* _Tarea por realizar_
Presenta en forma de lista numerada los registros que van desde el comienzo hasta la línea que contiene «peak-label-10: 10 xyxy=(387,218,410,241)», ambas incluidas. Omite las líneas en blanco.

++++ Datos proporcionados ++++

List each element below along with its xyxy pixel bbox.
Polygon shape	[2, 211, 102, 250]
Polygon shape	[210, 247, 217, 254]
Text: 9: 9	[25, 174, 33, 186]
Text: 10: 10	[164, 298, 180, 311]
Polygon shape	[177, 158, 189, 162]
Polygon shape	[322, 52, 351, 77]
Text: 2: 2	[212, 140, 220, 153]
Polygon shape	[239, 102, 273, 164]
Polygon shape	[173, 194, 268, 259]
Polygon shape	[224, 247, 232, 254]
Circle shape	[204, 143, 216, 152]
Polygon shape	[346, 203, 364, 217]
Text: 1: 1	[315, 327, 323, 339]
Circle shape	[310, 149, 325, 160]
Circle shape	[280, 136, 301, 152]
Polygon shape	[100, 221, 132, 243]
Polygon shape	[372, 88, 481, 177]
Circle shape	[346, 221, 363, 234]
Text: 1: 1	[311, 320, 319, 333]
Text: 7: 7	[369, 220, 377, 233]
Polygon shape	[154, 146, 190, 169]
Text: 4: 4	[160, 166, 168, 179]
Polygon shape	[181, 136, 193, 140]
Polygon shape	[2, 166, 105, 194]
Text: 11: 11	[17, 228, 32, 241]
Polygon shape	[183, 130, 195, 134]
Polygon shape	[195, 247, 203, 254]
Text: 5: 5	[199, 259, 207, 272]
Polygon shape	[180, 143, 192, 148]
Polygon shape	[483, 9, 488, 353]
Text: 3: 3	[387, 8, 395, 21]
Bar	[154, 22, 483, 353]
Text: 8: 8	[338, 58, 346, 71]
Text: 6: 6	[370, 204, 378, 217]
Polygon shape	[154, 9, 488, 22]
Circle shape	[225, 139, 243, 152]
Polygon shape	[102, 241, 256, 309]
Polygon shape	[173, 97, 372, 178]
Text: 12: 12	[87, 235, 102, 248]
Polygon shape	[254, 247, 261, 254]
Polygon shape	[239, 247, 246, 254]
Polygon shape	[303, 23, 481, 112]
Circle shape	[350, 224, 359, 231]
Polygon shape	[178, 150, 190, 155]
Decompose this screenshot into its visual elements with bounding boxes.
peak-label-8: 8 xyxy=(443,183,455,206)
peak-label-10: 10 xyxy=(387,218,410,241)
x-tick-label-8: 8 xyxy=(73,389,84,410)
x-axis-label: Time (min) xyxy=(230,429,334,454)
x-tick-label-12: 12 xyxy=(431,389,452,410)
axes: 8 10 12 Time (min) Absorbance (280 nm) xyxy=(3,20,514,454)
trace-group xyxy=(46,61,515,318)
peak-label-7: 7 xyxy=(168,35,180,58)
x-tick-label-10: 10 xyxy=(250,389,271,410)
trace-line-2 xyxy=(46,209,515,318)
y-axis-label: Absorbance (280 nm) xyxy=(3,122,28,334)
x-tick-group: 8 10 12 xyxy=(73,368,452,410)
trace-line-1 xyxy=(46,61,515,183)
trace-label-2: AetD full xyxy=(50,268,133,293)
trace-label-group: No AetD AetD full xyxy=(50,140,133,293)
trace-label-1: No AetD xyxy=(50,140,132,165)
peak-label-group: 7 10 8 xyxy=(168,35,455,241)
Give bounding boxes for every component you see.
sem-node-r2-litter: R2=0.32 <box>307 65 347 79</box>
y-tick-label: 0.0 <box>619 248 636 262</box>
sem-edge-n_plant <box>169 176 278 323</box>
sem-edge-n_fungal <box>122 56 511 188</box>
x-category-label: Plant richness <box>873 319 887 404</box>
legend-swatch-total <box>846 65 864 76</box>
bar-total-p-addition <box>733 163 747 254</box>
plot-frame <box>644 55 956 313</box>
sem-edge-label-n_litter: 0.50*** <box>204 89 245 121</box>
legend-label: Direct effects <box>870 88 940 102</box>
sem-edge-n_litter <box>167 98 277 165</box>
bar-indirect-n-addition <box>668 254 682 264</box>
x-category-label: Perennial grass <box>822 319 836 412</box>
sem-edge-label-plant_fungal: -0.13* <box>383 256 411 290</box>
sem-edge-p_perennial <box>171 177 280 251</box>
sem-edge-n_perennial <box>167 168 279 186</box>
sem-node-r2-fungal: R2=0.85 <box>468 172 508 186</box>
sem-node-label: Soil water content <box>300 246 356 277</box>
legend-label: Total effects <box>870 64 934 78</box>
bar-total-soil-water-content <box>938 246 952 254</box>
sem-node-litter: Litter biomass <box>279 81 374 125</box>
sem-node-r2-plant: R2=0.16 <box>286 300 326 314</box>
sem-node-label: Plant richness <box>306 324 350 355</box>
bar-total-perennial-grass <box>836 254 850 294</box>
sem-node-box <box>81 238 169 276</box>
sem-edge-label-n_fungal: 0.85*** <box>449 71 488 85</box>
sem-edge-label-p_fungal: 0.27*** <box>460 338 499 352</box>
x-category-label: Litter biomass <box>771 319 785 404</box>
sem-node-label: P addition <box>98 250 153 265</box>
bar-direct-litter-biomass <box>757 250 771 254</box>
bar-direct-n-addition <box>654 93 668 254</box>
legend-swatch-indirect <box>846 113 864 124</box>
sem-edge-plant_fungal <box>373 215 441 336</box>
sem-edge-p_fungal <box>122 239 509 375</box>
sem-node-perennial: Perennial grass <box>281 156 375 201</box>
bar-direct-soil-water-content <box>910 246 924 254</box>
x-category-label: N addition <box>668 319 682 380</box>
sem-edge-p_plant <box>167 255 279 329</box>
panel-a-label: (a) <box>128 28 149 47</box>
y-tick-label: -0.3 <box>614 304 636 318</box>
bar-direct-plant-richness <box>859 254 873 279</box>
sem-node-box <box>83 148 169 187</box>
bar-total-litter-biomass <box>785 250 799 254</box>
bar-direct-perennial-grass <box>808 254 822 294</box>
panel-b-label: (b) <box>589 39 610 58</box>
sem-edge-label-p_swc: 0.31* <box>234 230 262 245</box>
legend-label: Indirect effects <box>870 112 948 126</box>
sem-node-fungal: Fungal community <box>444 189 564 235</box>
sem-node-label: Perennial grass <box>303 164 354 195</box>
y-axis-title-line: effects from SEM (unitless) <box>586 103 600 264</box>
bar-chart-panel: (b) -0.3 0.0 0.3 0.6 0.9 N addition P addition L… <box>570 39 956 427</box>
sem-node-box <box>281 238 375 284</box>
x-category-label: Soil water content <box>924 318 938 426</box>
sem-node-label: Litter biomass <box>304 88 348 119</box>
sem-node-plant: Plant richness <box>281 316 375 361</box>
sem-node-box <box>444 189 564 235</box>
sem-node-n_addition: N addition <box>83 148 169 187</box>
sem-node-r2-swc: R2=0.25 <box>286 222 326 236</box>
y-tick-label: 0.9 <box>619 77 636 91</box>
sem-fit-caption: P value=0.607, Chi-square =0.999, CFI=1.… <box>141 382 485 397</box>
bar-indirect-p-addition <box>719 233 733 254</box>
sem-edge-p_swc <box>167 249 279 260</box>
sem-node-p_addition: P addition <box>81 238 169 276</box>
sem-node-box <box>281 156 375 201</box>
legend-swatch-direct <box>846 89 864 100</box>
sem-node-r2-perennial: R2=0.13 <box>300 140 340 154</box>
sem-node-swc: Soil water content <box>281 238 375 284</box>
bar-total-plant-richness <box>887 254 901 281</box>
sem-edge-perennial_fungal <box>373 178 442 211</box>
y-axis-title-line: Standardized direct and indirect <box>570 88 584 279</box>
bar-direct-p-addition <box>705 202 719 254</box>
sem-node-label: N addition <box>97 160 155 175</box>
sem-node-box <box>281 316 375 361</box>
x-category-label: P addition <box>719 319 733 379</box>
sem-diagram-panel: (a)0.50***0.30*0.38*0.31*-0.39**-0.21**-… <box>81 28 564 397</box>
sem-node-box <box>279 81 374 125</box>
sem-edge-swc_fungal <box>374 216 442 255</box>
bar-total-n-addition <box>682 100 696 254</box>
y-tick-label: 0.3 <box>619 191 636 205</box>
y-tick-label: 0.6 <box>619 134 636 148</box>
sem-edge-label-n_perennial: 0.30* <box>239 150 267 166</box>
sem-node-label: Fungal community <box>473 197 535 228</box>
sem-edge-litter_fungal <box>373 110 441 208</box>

++++

* _Tarea resuelta_
1. List each element below along with its xyxy pixel bbox.
2. Polygon shape	[2, 211, 102, 250]
3. Polygon shape	[210, 247, 217, 254]
4. Text: 9: 9	[25, 174, 33, 186]
5. Text: 10: 10	[164, 298, 180, 311]
6. Polygon shape	[177, 158, 189, 162]
7. Polygon shape	[322, 52, 351, 77]
8. Text: 2: 2	[212, 140, 220, 153]
9. Polygon shape	[239, 102, 273, 164]
10. Polygon shape	[173, 194, 268, 259]
11. Polygon shape	[224, 247, 232, 254]
12. Circle shape	[204, 143, 216, 152]
13. Polygon shape	[346, 203, 364, 217]
14. Text: 1: 1	[315, 327, 323, 339]
15. Circle shape	[310, 149, 325, 160]
16. Circle shape	[280, 136, 301, 152]
17. Polygon shape	[100, 221, 132, 243]
18. Polygon shape	[372, 88, 481, 177]
19. Circle shape	[346, 221, 363, 234]
20. Text: 1: 1	[311, 320, 319, 333]
21. Text: 7: 7	[369, 220, 377, 233]
22. Polygon shape	[154, 146, 190, 169]
23. Text: 4: 4	[160, 166, 168, 179]
24. Polygon shape	[181, 136, 193, 140]
25. Polygon shape	[2, 166, 105, 194]
26. Text: 11: 11	[17, 228, 32, 241]
27. Polygon shape	[183, 130, 195, 134]
28. Polygon shape	[195, 247, 203, 254]
29. Text: 5: 5	[199, 259, 207, 272]
30. Polygon shape	[180, 143, 192, 148]
31. Polygon shape	[483, 9, 488, 353]
32. Text: 3: 3	[387, 8, 395, 21]
33. Bar	[154, 22, 483, 353]
34. Text: 8: 8	[338, 58, 346, 71]
35. Text: 6: 6	[370, 204, 378, 217]
36. Polygon shape	[154, 9, 488, 22]
37. Circle shape	[225, 139, 243, 152]
38. Polygon shape	[102, 241, 256, 309]
39. Polygon shape	[173, 97, 372, 178]
40. Text: 12: 12	[87, 235, 102, 248]
41. Polygon shape	[254, 247, 261, 254]
42. Polygon shape	[239, 247, 246, 254]
43. Polygon shape	[303, 23, 481, 112]
44. Circle shape	[350, 224, 359, 231]
45. Polygon shape	[178, 150, 190, 155]
46. Decompose this screenshot into its visual elements with bounding boxes.
47. peak-label-8: 8 xyxy=(443,183,455,206)
48. peak-label-10: 10 xyxy=(387,218,410,241)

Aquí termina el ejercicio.